[Job] Write the material out again exactly.

___ Excerpted data ___

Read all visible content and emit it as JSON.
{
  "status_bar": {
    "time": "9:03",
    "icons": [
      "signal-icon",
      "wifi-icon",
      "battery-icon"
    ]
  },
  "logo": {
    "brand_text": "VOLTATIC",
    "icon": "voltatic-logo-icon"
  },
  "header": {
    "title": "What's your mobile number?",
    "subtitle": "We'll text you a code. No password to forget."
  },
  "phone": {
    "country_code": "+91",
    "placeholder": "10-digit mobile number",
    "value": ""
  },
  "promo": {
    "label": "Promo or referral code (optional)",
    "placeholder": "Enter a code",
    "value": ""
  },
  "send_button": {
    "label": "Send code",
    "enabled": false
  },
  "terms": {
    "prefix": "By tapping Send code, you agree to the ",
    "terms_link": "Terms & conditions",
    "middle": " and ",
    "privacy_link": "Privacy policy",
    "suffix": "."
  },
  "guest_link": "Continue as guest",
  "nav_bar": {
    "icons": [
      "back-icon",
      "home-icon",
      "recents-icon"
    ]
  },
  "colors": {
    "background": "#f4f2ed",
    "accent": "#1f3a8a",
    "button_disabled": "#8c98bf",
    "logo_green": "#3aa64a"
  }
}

___

[Task response]
Read all visible content and emit it as JSON.
{
  "status_bar": {
    "time": "9:03",
    "icons": [
      "signal-icon",
      "wifi-icon",
      "battery-icon"
    ]
  },
  "logo": {
    "brand_text": "VOLTATIC",
    "icon": "voltatic-logo-icon"
  },
  "header": {
    "title": "What's your mobile number?",
    "subtitle": "We'll text you a code. No password to forget."
  },
  "phone": {
    "country_code": "+91",
    "placeholder": "10-digit mobile number",
    "value": ""
  },
  "promo": {
    "label": "Promo or referral code (optional)",
    "placeholder": "Enter a code",
    "value": ""
  },
  "send_button": {
    "label": "Send code",
    "enabled": false
  },
  "terms": {
    "prefix": "By tapping Send code, you agree to the ",
    "terms_link": "Terms & conditions",
    "middle": " and ",
    "privacy_link": "Privacy policy",
    "suffix": "."
  },
  "guest_link": "Continue as guest",
  "nav_bar": {
    "icons": [
      "back-icon",
      "home-icon",
      "recents-icon"
    ]
  },
  "colors": {
    "background": "#f4f2ed",
    "accent": "#1f3a8a",
    "button_disabled": "#8c98bf",
    "logo_green": "#3aa64a"
  }
}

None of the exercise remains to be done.